(Items from a data source)
———

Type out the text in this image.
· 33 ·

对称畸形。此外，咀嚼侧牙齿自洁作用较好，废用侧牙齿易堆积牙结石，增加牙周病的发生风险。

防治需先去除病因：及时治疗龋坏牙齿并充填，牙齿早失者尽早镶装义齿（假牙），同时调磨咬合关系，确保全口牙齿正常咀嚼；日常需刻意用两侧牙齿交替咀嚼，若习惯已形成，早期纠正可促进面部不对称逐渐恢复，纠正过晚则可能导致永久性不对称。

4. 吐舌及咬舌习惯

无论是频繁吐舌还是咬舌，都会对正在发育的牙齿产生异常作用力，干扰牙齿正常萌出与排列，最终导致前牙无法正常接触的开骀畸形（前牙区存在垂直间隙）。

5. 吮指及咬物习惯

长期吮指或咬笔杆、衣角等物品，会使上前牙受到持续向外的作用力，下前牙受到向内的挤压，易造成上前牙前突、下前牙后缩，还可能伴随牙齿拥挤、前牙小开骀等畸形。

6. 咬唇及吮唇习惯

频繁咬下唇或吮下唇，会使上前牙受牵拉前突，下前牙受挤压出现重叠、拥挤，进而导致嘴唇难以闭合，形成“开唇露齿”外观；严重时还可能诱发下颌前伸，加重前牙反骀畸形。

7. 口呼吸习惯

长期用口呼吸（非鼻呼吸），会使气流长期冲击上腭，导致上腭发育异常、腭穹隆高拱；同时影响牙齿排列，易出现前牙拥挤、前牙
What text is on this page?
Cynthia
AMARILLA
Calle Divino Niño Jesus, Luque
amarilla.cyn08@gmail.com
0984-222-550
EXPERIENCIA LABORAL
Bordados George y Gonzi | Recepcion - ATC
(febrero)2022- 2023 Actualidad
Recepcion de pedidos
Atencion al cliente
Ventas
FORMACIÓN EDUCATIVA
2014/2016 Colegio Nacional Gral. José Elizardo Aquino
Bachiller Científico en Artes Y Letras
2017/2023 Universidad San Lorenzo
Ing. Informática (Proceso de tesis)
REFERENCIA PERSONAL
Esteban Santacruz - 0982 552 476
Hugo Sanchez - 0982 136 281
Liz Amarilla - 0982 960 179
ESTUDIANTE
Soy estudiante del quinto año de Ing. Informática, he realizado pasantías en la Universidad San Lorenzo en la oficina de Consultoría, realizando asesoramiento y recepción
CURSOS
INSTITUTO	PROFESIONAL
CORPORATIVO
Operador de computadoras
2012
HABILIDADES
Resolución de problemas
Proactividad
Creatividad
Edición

———

- [Goal]: Output an exact copy of each record.

- [Exercise result]:
Type out the text in this image.
· 33 ·

对称畸形。此外，咀嚼侧牙齿自洁作用较好，废用侧牙齿易堆积牙结石，增加牙周病的发生风险。

防治需先去除病因：及时治疗龋坏牙齿并充填，牙齿早失者尽早镶装义齿（假牙），同时调磨咬合关系，确保全口牙齿正常咀嚼；日常需刻意用两侧牙齿交替咀嚼，若习惯已形成，早期纠正可促进面部不对称逐渐恢复，纠正过晚则可能导致永久性不对称。

4. 吐舌及咬舌习惯

无论是频繁吐舌还是咬舌，都会对正在发育的牙齿产生异常作用力，干扰牙齿正常萌出与排列，最终导致前牙无法正常接触的开骀畸形（前牙区存在垂直间隙）。

5. 吮指及咬物习惯

长期吮指或咬笔杆、衣角等物品，会使上前牙受到持续向外的作用力，下前牙受到向内的挤压，易造成上前牙前突、下前牙后缩，还可能伴随牙齿拥挤、前牙小开骀等畸形。

6. 咬唇及吮唇习惯

频繁咬下唇或吮下唇，会使上前牙受牵拉前突，下前牙受挤压出现重叠、拥挤，进而导致嘴唇难以闭合，形成“开唇露齿”外观；严重时还可能诱发下颌前伸，加重前牙反骀畸形。

7. 口呼吸习惯

长期用口呼吸（非鼻呼吸），会使气流长期冲击上腭，导致上腭发育异常、腭穹隆高拱；同时影响牙齿排列，易出现前牙拥挤、前牙
What text is on this page?
Cynthia
AMARILLA
Calle Divino Niño Jesus, Luque
amarilla.cyn08@gmail.com
0984-222-550
EXPERIENCIA LABORAL
Bordados George y Gonzi | Recepcion - ATC
(febrero)2022- 2023 Actualidad
Recepcion de pedidos
Atencion al cliente
Ventas
FORMACIÓN EDUCATIVA
2014/2016 Colegio Nacional Gral. José Elizardo Aquino
Bachiller Científico en Artes Y Letras
2017/2023 Universidad San Lorenzo
Ing. Informática (Proceso de tesis)
REFERENCIA PERSONAL
Esteban Santacruz - 0982 552 476
Hugo Sanchez - 0982 136 281
Liz Amarilla - 0982 960 179
ESTUDIANTE
Soy estudiante del quinto año de Ing. Informática, he realizado pasantías en la Universidad San Lorenzo en la oficina de Consultoría, realizando asesoramiento y recepción
CURSOS
INSTITUTO	PROFESIONAL
CORPORATIVO
Operador de computadoras
2012
HABILIDADES
Resolución de problemas
Proactividad
Creatividad
Edición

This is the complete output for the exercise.